┌──

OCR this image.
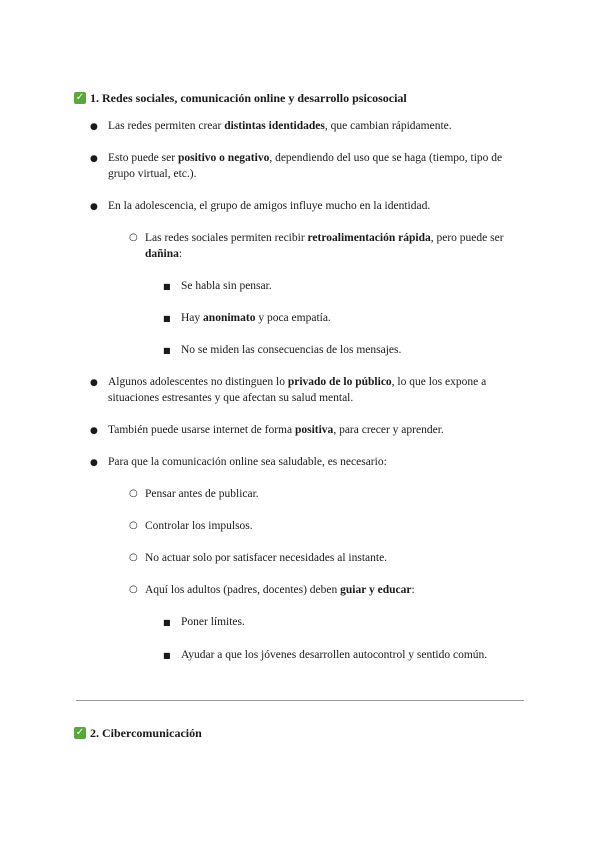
✓ 1. Redes sociales, comunicación online y desarrollo psicosocial
● Las redes permiten crear distintas identidades, que cambian rápidamente.
● Esto puede ser positivo o negativo, dependiendo del uso que se haga (tiempo, tipo de grupo virtual, etc.).
● En la adolescencia, el grupo de amigos influye mucho en la identidad.
○ Las redes sociales permiten recibir retroalimentación rápida, pero puede ser dañina:
■ Se habla sin pensar.
■ Hay anonimato y poca empatía.
■ No se miden las consecuencias de los mensajes.
● Algunos adolescentes no distinguen lo privado de lo público, lo que los expone a situaciones estresantes y que afectan su salud mental.
● También puede usarse internet de forma positiva, para crecer y aprender.
● Para que la comunicación online sea saludable, es necesario:
○ Pensar antes de publicar.
○ Controlar los impulsos.
○ No actuar solo por satisfacer necesidades al instante.
○ Aquí los adultos (padres, docentes) deben guiar y educar:
■ Poner límites.
■ Ayudar a que los jóvenes desarrollen autocontrol y sentido común.
✓ 2. Cibercomunicación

└──

Work to be completed: Leave out the pictures and restate everything else word for word.

Exercise output:
OCR this image.
✓ 1. Redes sociales, comunicación online y desarrollo psicosocial
● Las redes permiten crear distintas identidades, que cambian rápidamente.
● Esto puede ser positivo o negativo, dependiendo del uso que se haga (tiempo, tipo de grupo virtual, etc.).
● En la adolescencia, el grupo de amigos influye mucho en la identidad.
○ Las redes sociales permiten recibir retroalimentación rápida, pero puede ser dañina:
■ Se habla sin pensar.
■ Hay anonimato y poca empatía.
■ No se miden las consecuencias de los mensajes.
● Algunos adolescentes no distinguen lo privado de lo público, lo que los expone a situaciones estresantes y que afectan su salud mental.
● También puede usarse internet de forma positiva, para crecer y aprender.
● Para que la comunicación online sea saludable, es necesario:
○ Pensar antes de publicar.
○ Controlar los impulsos.
○ No actuar solo por satisfacer necesidades al instante.
○ Aquí los adultos (padres, docentes) deben guiar y educar:
■ Poner límites.
■ Ayudar a que los jóvenes desarrollen autocontrol y sentido común.
✓ 2. Cibercomunicación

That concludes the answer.